A group of programmers called “Justice for Randy Samuels Committee” felt that Randy is innocent. They believed that Randy is being used as a scapegoat or as a cover-up for Silicon’s failure in its quality control standards. They showed documents which Silicon Techtronics promise its customers a robot that do not cause bodily injury to the human operator. It should be Silicon Techtronics who should be on trial because they have a legal binding contract with Cybernetics offering a safe robot.
The manual of the robot stated a sequence of codes to stop the robot whenever it acted violently. The user has the option to override whatever the robot is doing to stop it. According to Witherspoon, Matthews received training from Silicon on the operations of the robot but it did not cover the dangerous condition that may occur with the robot. There was not enough thought placed in the training and testing procedures which may prove valuable to the user.
Dr. Horace Gritty of Silicon Valley University is an expert in the design of user interface. He found the user interface of Robbie CX30 to be pathetic. It violated all of Shneiderman’s Eight Golden Rules. These rules are guidelines that help the user become familiar with the system. The user won’t need to be a computer expert to operate the robot. Some of the problems with console was that read/writing area was far from the computer screen. Another problem was that the system uses the keyboard as the only input device. There was no mouse that is very user-friendly and easy. The user have to memorize the sequence of keys to control the robot’s movement. Another problem was that there was no dialogue box that could tell the user the current status of the system’s process. These factors would cause the user to be inefficient in controlling the robot.
The police of Silicon Valley reconstructed and reexamined the accident scene at Cybernetics. They policed found NUM LOCK light on and there was blood smeared on the calculator pad. The monitor was displaying “Robot Dynamic Integrity Error – 45″ and the reference manual was opened to the section, “Errors/Messages”. Based on these evidence, it would appear that Matthews was trying to enter the code on the numeric keypad, however, the system would accept the input because the NUM LOCK key was left on. Matthews apparently did not see this light, therefore, he went to the reading/writing area to lookup the error in reference manual. He did not know what to do with the error so he went back to the console and retyped the code and then he was decapitated by the robot’s arm. A good interface design would have prevented such an accident according to Dr. Gritty. He believed that the robot user interface designer should be on trial here; not the Randy.
Professor Silber conducted an impartial investigation on the quality of software testing at Silicon Techtronics. The robot’s actual software was inconsistent with the internal documents. The version, which Watterson gave to Professor Silber, was different from the robot’s at Cybernetics. The Professor believed that person who was responsible for the quality assurance of the software be held responsible. The concept of “Quality Assurance” is divided into dynamic and static testing. Static is a type of an analysis where the program is examined for potential bugs or patterns that may cause an error. On the other hand, dynamic testing is when actual data is used to verify that the software performs what it is expected to do. These types of testing is critical because software is composed of many modules and when they are integrated, they may not function properly as a whole. In this case, it seems that the testing came after the robot went out the door. This only proves poor performance by Silicon Techtronics because the error would have been found if proper software testing was done such as black box and white box testing.
--*--
[EXERCISE DESCRIPTION]
Summarize the Robbie CX30 passage in two sentences. The rows have no connection to the Robbie CX30 passage.

[Listings of element locations]
--*--
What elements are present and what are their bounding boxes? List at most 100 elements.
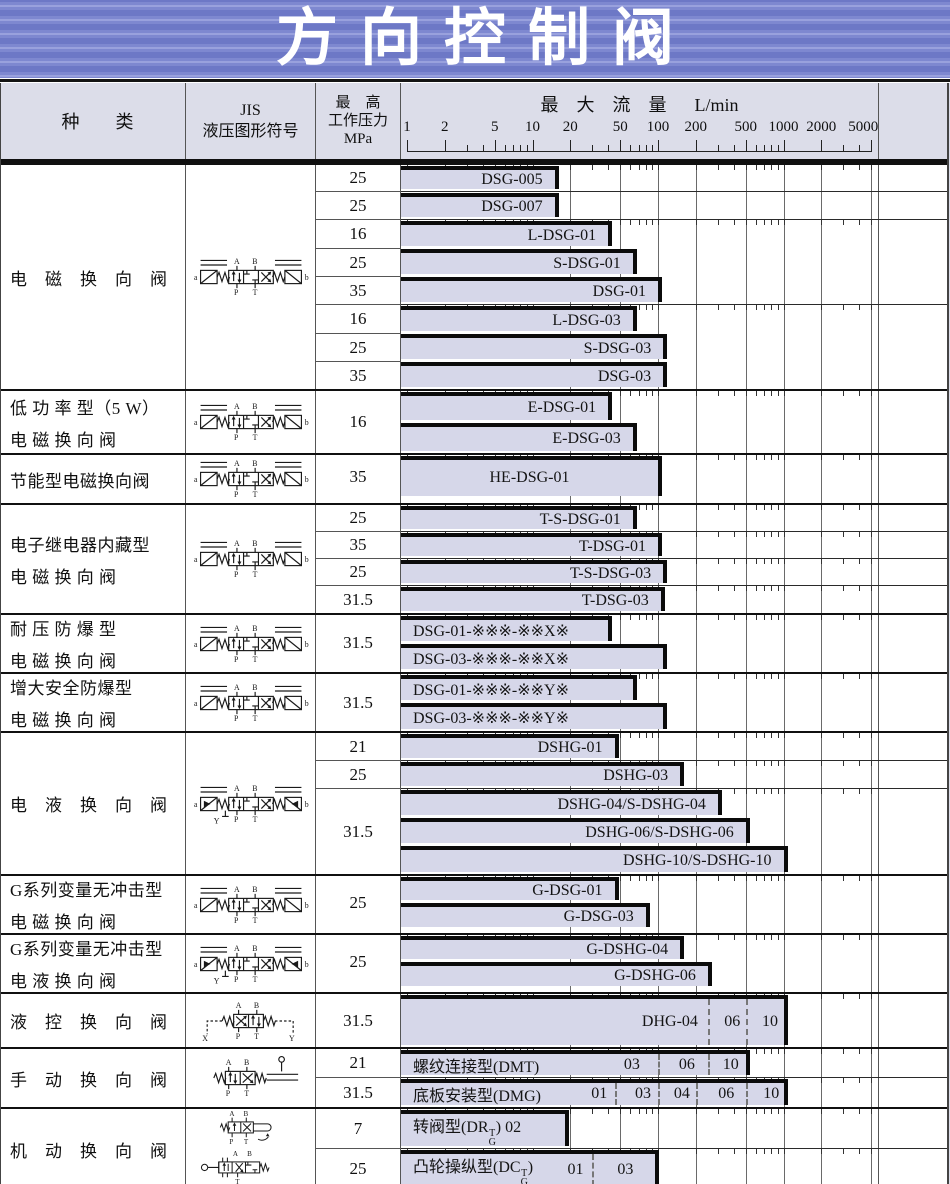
grid-line [620,1109,622,1184]
svg-text:T: T [252,433,257,442]
flow-bar: G-DSHG-06 [401,962,712,986]
ruler-tick [777,761,779,766]
ruler-tick [745,1149,747,1154]
segment-label: 03 [635,1085,651,1102]
ruler-tick [658,615,659,620]
svg-text:B: B [243,1110,248,1118]
scale-tick [630,145,632,151]
scale-tick-label: 2000 [806,119,837,135]
category-cell: 增大安全防爆型电 磁 换 向 阀 [1,674,186,731]
ruler-tick [755,305,757,310]
chart-row: T-S-DSG-01 [401,505,947,531]
stack-char: T [489,1128,496,1139]
bar-label: DSG-03-※※※-※※Y※ [413,710,569,727]
ruler-tick [755,789,757,794]
grid-line [570,615,572,672]
category-label: 液 控 换 向 阀 [10,1013,168,1032]
bar-label: DSG-01-※※※-※※Y※ [413,681,569,699]
pressure-cell: 25 [316,248,400,276]
ruler-tick [771,615,773,620]
pressure-cell: 21 [316,733,400,760]
segment-label: 03 [617,1161,634,1178]
pressure-cell: 25 [316,165,400,191]
ruler-tick [843,876,845,881]
valve-section: G系列变量无冲击型电 磁 换 向 阀 a b A B P T 25 G-DSG-01 G-DSG-… [1,874,947,933]
ruler-tick [638,505,640,510]
table-body: 电 磁 换 向 阀 a b A B P T 25 25 16 25 35 16 25 35 DSG-005 DS… [1,163,947,1184]
scale-tick [777,145,779,151]
ruler-tick [777,165,779,170]
grid-line [695,391,697,453]
grid-line [658,876,659,933]
ruler-tick [783,505,785,510]
ruler-tick [859,505,861,510]
scale-tick [745,140,747,151]
dash-separator [707,999,710,1045]
ruler-tick [717,305,719,310]
grid-line [658,1109,659,1184]
ruler-tick [717,733,719,738]
flow-bar: G-DSG-03 [401,903,650,927]
ruler-tick [630,220,632,225]
column-divider-line [878,165,879,389]
ruler-tick [717,455,719,460]
ruler-tick [859,674,861,679]
pressure-col: 25 [316,876,401,933]
svg-text:T: T [252,714,257,723]
pressure-col: 31.5 [316,674,401,731]
ruler-tick [783,532,785,537]
category-label: 电 磁 换 向 阀 [10,269,168,289]
ruler-tick [745,615,747,620]
ruler-tick [733,305,735,310]
grid-line [821,994,823,1047]
scale-tick [859,145,861,151]
grid-line [783,455,785,503]
ruler-tick [771,391,773,396]
bar-label: DSG-03 [597,367,652,385]
ruler-tick [630,615,632,620]
pressure-cell: 25 [316,876,400,929]
ruler-tick [821,165,823,170]
ruler-tick [771,761,773,766]
category-label: 电 液 换 向 阀 [10,796,168,815]
svg-text:T: T [252,570,257,579]
scale-tick [570,140,572,151]
dash-separator [745,999,748,1045]
jis-symbol-dshg-icon: a b A B P T Y [189,940,313,988]
chart-row: DSG-01-※※※-※※X※ [401,615,947,643]
ruler-tick [764,165,766,170]
svg-text:A: A [234,783,240,792]
bar-group: L-DSG-01 S-DSG-01 DSG-01 [401,219,947,304]
chart-row: DSHG-06/S-DSHG-06 [401,817,947,845]
ruler-tick [755,586,757,591]
pressure-value: 7 [353,1118,363,1138]
ruler-tick [777,391,779,396]
ruler-tick [871,559,873,564]
ruler-tick [695,505,697,510]
valve-section: 机 动 换 向 阀 A B P T A B T 7 25 转阀型(DR T G) 02 凸轮操纵型(DC T… [1,1107,947,1184]
pressure-cell: 25 [316,505,400,531]
pressure-cell: 31.5 [316,615,400,671]
bar-label: E-DSG-01 [527,399,597,416]
scale-tick-label: 100 [646,119,670,135]
ruler-tick [645,505,647,510]
svg-text:B: B [252,682,257,691]
ruler-tick [755,733,757,738]
ruler-tick [771,586,773,591]
ruler-tick [777,220,779,225]
svg-text:A: A [234,402,240,411]
bar-label: S-DSG-03 [583,339,652,357]
grid-line [658,391,659,453]
category-cell: 电 磁 换 向 阀 [1,165,186,389]
ruler-tick [733,761,735,766]
header-jis-line1: JIS [240,102,261,119]
ruler-tick [871,586,873,591]
scale-tick [592,145,594,151]
ruler-tick [620,391,622,396]
bar-label-post: ) [527,1159,534,1176]
bar-group: 螺纹连接型(DMT) 03 06 10 [401,1049,947,1077]
ruler-tick [771,505,773,510]
ruler-tick [745,391,747,396]
ruler-tick [733,220,735,225]
symbol-cell: a b A B P T Y [186,733,316,874]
--*--
[COMPLETED EXERCISE]
A group of programmers argued that Randy Samuels was a scapegoat for Silicon Techtronics' failure in quality control, while Dr. Horace Gritty judged the Robbie CX30 user interface pathetic and said its designer, not Randy, should be on trial. Professor Silber found the robot's actual software inconsistent with internal documents and concluded that proper software testing would have found the error.